(Stored data)
=-=-=
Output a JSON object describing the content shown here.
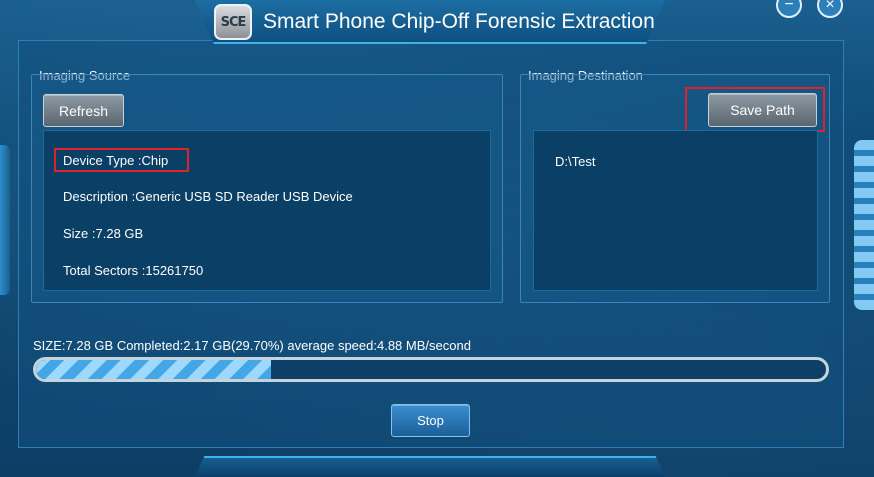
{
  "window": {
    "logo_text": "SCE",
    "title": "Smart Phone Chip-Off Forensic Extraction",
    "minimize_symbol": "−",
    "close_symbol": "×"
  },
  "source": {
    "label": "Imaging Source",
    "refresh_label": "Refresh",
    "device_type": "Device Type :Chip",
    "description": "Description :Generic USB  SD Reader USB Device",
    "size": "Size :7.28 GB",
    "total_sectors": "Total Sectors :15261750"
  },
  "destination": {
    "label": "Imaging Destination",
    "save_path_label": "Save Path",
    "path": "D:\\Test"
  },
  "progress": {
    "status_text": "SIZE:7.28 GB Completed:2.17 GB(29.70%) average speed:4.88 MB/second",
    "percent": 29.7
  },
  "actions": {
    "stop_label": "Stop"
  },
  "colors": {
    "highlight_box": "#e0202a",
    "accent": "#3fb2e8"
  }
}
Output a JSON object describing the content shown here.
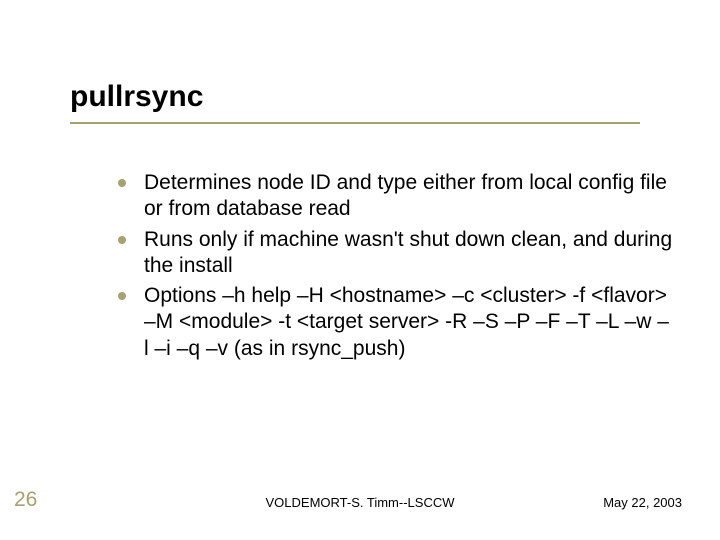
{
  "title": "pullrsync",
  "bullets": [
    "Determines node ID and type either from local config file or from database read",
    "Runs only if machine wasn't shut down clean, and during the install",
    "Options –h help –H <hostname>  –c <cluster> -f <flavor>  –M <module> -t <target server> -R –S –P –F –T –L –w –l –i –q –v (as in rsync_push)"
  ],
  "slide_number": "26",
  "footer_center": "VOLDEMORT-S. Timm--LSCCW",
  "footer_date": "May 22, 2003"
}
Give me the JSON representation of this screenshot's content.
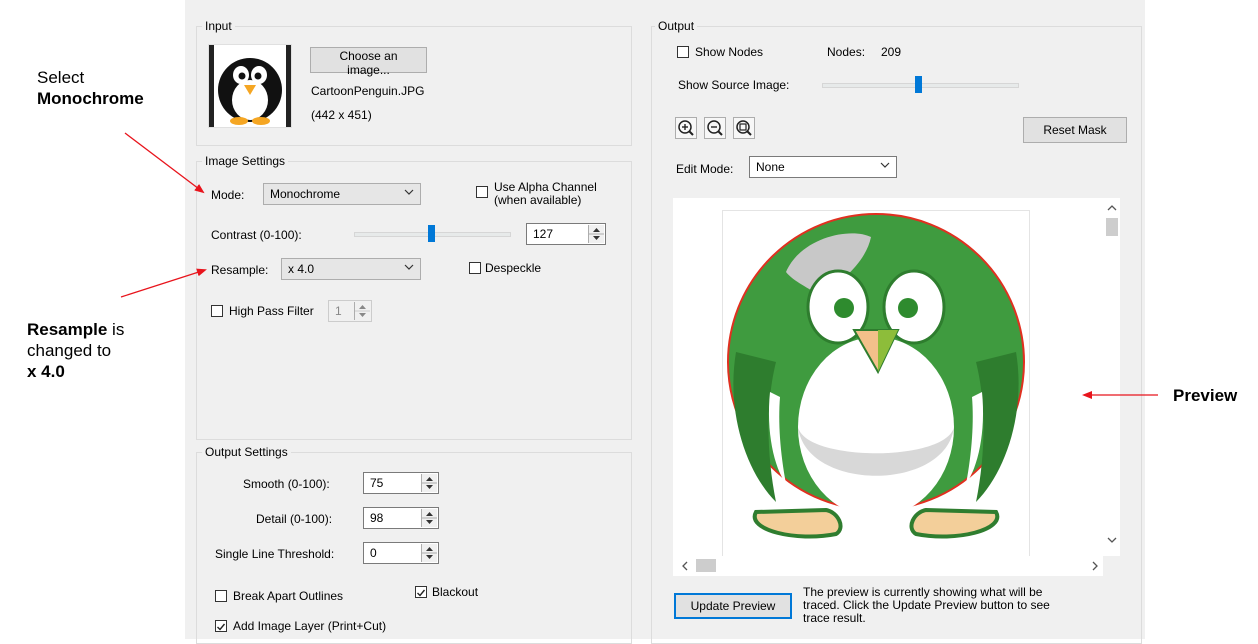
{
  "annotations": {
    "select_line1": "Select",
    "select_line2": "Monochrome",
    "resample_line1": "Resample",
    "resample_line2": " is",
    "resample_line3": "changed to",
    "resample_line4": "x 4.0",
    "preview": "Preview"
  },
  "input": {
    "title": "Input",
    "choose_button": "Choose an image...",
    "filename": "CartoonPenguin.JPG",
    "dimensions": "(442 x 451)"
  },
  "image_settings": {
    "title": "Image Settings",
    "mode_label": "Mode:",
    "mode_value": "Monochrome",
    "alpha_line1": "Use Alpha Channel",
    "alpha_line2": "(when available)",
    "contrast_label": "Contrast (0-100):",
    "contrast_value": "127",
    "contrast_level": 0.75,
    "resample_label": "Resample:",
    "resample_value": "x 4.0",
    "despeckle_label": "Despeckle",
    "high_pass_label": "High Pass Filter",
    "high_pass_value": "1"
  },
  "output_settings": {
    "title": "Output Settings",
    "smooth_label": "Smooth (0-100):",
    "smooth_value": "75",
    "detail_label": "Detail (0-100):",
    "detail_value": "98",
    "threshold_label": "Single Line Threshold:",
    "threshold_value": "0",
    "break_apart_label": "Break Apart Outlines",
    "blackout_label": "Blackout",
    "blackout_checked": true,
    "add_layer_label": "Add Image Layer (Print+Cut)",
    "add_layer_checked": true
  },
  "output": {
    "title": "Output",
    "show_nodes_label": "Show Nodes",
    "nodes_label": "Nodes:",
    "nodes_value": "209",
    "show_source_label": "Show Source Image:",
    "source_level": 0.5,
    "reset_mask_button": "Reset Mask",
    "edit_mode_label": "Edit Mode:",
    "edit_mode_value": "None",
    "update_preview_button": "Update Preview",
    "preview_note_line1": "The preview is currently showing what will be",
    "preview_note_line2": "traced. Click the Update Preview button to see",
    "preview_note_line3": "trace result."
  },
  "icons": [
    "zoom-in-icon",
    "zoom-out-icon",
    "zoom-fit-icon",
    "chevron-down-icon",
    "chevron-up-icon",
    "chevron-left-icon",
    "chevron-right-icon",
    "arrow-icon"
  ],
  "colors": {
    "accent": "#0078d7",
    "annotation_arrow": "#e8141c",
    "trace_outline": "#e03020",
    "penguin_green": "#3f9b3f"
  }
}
=-=-=
> [What you should do] Look over the records above and copy each line that includes the string "Device".

> [Response to this task]
    "device_type": "Device Type :Chip",
    "description": "Description :Generic USB  SD Reader USB Device",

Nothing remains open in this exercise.